In the entries that follow, how many lines hold the string "this"? Give only that number.

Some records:
—————
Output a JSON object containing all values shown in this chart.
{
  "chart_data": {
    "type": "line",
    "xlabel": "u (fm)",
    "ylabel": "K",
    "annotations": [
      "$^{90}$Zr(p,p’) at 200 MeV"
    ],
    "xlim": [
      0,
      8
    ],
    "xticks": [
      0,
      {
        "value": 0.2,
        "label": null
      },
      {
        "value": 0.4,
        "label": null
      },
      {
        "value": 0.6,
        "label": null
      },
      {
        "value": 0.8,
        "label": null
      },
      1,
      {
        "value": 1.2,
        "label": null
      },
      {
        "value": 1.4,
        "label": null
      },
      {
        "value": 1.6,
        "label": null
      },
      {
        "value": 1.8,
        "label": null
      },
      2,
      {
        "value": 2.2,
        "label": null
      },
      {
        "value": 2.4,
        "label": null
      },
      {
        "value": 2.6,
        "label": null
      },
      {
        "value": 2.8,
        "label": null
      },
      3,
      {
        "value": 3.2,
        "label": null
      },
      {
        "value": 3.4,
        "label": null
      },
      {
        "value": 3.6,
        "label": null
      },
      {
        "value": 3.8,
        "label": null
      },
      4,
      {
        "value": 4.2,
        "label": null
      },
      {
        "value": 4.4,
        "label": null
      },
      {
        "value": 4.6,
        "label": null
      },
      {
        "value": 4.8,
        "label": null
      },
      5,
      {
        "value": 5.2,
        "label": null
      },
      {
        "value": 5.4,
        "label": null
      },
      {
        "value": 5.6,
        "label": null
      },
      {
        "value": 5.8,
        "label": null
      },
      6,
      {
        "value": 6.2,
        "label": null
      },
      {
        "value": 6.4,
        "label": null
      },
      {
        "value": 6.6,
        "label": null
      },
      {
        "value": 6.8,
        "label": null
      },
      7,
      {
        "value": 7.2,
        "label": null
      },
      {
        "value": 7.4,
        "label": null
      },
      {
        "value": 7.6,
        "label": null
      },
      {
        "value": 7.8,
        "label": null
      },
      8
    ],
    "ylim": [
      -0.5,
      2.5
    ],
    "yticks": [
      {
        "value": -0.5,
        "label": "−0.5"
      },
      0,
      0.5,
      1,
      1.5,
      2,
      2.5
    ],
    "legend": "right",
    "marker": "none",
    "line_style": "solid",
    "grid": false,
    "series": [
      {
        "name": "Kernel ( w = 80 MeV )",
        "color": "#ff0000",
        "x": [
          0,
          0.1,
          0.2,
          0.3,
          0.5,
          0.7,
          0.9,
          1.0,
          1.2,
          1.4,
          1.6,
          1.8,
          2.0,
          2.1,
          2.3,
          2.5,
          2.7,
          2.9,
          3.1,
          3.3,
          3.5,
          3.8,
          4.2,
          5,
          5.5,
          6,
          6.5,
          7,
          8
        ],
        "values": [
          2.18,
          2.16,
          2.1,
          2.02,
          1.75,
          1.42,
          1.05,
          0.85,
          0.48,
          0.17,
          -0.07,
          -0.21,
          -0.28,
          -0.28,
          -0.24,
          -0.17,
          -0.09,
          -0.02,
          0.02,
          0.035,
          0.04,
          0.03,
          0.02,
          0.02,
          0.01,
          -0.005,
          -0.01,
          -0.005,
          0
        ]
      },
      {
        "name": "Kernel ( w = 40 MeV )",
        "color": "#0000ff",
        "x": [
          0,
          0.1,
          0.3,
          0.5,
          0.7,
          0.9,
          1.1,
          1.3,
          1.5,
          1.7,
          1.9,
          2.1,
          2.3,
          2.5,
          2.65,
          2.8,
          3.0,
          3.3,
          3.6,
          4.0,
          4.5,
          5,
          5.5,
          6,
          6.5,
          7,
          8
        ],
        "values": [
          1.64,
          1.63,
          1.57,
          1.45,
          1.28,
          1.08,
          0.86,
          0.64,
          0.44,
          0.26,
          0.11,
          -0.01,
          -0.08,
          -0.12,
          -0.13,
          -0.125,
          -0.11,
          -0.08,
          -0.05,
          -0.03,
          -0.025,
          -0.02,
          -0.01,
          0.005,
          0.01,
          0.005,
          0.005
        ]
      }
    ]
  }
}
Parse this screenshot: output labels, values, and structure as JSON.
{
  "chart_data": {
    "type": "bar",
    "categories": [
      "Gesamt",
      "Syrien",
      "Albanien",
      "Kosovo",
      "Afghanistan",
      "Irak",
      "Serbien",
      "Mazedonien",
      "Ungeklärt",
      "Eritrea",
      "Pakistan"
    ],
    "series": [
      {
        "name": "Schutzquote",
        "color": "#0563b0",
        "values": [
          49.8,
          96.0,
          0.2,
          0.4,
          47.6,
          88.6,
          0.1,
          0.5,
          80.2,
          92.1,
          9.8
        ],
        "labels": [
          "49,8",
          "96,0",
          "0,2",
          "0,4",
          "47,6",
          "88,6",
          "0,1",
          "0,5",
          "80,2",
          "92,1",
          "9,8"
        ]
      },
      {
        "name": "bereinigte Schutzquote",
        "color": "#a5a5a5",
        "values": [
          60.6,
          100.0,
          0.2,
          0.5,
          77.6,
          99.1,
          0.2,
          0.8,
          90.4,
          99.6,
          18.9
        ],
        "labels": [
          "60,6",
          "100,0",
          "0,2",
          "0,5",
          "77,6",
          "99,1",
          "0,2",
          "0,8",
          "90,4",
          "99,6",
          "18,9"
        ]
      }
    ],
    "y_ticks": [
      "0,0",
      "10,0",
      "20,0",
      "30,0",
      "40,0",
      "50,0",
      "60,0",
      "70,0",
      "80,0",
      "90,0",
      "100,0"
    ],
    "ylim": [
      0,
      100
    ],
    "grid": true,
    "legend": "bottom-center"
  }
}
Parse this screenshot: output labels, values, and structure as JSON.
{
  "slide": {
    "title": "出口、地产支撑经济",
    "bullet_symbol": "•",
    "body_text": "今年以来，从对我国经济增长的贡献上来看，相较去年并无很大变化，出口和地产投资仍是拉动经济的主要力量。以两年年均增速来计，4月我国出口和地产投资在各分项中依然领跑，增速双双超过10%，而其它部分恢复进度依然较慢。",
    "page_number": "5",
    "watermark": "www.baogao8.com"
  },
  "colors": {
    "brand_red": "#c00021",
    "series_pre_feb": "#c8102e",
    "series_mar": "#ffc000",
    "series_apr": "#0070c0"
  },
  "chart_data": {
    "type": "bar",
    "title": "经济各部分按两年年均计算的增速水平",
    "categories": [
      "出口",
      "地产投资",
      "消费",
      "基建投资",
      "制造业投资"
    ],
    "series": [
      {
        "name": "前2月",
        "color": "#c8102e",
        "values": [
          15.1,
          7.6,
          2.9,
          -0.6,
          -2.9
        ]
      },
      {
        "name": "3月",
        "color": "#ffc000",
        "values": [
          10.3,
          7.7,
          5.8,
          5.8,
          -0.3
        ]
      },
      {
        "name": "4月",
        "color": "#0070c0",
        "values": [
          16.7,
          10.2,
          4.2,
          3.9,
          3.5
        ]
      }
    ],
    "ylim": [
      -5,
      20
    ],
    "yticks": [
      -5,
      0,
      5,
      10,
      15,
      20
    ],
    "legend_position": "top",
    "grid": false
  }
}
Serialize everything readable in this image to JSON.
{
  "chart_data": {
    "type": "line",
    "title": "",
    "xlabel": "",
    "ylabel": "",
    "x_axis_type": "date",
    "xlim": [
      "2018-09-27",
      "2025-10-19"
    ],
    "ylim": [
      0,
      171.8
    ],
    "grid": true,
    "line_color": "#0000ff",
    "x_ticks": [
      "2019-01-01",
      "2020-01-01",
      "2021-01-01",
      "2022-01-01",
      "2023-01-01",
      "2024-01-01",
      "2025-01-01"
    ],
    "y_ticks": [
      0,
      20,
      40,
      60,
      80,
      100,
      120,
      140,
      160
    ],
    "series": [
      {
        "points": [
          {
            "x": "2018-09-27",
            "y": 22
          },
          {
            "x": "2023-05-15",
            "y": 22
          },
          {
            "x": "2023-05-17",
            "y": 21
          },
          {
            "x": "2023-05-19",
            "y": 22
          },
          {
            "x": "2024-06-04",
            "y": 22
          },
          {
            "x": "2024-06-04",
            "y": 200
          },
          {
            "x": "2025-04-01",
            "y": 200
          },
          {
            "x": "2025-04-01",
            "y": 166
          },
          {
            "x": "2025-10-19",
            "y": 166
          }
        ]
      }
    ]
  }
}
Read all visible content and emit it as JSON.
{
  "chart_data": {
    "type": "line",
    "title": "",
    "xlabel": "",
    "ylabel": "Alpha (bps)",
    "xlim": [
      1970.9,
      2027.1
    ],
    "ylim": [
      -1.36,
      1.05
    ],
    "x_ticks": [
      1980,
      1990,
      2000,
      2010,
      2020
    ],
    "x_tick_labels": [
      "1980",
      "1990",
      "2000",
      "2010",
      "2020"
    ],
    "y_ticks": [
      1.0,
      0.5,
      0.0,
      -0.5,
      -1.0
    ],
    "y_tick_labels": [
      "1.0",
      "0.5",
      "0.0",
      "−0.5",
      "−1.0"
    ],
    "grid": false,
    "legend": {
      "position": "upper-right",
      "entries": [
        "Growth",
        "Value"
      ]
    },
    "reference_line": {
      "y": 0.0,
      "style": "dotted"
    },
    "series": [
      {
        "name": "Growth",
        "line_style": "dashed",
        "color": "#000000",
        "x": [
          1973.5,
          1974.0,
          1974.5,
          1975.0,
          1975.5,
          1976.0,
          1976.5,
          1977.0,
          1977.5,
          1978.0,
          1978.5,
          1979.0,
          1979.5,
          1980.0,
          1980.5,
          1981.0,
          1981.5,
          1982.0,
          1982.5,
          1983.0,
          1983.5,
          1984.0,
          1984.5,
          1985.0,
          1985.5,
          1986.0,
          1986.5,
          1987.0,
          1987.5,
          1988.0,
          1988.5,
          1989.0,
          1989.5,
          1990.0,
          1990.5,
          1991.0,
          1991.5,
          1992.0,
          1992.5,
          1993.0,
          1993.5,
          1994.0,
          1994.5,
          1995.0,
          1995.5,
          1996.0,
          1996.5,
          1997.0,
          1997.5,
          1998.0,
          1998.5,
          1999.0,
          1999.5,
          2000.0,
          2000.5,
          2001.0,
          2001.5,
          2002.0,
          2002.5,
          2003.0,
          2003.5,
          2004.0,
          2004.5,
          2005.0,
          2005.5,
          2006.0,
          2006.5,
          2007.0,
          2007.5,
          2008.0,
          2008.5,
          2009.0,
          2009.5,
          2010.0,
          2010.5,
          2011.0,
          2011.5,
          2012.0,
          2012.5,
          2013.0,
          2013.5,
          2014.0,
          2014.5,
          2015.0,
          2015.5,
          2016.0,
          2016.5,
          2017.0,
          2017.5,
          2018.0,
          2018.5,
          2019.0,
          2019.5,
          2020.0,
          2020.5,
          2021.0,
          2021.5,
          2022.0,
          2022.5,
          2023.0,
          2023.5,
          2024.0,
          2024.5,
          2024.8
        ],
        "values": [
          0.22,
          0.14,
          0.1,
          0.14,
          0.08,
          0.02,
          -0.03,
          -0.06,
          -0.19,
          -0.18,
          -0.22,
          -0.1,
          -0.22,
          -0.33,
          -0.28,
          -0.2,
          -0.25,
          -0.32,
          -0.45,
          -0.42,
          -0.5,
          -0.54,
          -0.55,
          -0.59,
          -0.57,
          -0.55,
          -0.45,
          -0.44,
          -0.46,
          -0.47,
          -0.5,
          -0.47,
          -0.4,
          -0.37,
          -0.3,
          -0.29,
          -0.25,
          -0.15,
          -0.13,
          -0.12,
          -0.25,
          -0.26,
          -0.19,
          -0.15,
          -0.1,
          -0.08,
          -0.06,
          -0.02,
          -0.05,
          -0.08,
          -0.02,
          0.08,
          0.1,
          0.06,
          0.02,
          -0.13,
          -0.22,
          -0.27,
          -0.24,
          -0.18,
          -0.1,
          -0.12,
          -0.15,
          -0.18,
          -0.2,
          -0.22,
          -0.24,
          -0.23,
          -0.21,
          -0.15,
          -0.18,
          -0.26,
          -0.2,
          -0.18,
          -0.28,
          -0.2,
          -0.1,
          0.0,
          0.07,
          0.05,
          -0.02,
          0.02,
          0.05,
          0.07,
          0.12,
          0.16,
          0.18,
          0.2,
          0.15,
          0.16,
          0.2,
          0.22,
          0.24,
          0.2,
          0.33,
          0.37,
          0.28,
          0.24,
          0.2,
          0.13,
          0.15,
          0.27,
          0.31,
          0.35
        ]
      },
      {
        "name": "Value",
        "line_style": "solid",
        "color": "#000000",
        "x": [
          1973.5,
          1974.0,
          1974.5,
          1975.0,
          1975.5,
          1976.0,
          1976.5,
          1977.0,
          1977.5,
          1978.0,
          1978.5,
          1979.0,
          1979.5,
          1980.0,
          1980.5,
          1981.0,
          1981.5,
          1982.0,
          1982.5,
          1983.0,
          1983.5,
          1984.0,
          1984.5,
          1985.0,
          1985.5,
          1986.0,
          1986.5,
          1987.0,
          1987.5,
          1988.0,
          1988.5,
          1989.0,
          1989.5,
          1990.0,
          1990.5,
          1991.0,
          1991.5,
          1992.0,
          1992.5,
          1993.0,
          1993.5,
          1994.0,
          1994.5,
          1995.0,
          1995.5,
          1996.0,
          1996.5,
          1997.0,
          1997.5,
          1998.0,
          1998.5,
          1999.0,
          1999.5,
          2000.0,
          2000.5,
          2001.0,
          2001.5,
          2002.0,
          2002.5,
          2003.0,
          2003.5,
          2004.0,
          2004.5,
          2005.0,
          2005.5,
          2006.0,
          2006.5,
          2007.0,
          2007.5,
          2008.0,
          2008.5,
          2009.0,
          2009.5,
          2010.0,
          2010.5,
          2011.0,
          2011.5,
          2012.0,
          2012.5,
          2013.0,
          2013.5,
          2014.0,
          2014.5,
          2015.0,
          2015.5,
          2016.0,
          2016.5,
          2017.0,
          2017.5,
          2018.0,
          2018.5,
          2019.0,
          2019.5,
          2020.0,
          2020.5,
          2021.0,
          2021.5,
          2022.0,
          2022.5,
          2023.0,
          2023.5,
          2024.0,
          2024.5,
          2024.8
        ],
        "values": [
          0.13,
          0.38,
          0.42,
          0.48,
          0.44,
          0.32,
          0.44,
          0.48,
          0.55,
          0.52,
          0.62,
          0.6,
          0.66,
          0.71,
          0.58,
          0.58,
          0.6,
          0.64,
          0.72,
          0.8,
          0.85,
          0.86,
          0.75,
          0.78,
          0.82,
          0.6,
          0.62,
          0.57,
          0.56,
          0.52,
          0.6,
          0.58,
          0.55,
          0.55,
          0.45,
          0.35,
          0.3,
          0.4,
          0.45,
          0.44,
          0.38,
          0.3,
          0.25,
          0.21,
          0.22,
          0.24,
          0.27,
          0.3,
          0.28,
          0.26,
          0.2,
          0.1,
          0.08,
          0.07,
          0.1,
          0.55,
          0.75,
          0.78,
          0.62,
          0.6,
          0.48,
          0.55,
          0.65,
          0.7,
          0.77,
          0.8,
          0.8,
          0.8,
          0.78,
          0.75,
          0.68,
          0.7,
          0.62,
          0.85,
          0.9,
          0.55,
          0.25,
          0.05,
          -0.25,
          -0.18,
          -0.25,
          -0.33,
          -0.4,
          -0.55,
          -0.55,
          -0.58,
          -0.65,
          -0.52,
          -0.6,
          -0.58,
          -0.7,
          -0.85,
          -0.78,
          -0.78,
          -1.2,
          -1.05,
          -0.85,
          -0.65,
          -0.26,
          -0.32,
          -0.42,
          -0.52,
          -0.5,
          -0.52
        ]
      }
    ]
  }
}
—————
[Full response] 4